▸ **The input**
···

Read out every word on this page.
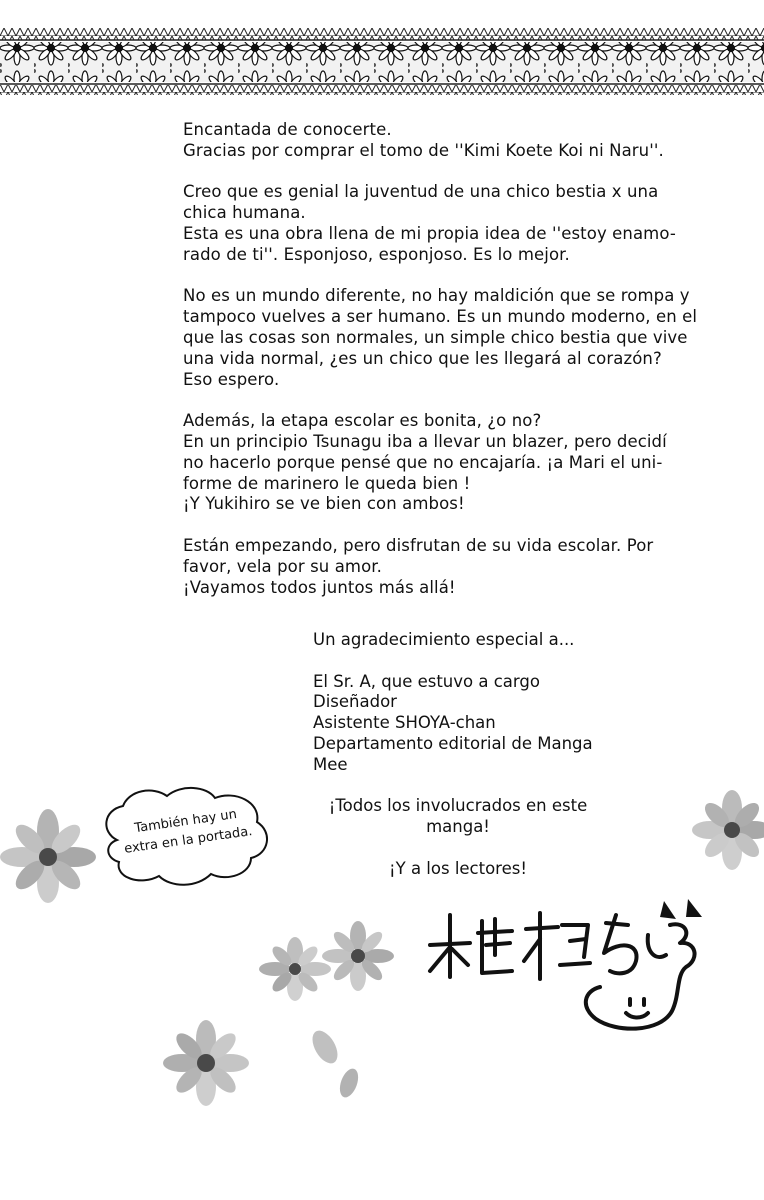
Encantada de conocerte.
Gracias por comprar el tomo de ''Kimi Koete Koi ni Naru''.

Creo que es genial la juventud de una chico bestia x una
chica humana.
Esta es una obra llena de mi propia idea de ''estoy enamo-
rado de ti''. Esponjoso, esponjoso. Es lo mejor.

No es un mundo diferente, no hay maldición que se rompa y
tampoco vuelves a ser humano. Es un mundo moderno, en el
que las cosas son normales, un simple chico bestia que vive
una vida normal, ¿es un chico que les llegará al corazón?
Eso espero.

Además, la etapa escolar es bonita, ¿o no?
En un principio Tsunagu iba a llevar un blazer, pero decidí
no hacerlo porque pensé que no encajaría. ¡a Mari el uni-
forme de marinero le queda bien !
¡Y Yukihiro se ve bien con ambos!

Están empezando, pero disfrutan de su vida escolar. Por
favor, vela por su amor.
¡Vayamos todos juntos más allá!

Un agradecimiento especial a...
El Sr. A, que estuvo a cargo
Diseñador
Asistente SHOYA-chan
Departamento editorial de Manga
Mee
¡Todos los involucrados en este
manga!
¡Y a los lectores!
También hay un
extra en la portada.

···

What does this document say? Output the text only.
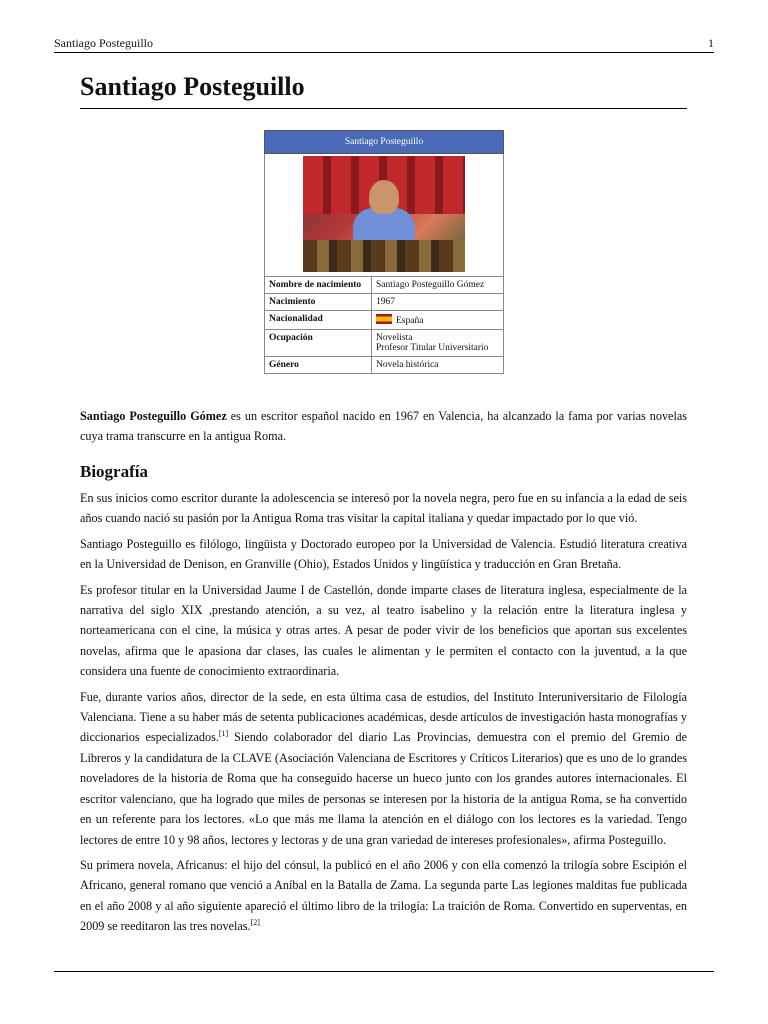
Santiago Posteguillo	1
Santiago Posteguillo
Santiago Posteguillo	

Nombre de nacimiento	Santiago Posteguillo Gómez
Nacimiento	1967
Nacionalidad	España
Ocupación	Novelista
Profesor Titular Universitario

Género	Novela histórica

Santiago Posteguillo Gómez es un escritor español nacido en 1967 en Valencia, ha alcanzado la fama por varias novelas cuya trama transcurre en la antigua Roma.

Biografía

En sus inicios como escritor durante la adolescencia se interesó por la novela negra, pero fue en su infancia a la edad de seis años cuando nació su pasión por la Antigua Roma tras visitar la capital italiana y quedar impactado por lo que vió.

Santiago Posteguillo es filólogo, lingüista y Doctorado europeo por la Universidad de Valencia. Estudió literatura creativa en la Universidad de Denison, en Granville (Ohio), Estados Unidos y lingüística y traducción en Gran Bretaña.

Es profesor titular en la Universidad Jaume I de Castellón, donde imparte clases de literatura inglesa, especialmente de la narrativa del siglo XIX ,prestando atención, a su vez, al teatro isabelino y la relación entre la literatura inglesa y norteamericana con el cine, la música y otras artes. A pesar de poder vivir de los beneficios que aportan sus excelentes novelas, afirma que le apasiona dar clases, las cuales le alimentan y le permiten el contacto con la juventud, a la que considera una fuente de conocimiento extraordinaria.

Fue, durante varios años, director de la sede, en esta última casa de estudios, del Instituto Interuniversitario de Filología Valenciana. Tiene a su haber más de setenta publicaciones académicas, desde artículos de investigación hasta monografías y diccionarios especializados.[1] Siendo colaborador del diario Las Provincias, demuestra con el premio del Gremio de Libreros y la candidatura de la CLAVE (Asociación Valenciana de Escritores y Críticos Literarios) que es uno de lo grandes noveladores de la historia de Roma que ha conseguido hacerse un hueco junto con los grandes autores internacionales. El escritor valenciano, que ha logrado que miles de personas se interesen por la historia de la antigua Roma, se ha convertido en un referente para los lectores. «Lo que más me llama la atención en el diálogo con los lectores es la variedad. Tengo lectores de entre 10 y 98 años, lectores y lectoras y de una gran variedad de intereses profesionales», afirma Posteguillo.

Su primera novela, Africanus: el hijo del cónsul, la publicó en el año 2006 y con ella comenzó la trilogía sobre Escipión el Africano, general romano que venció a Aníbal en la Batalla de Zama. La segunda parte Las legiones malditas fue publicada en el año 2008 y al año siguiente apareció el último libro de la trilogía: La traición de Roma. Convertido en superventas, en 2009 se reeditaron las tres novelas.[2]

···

▸ **Objective**
Each line of the data that includes the word "mundo" counts once; report the total and nothing more.

▸ **Final answer**
2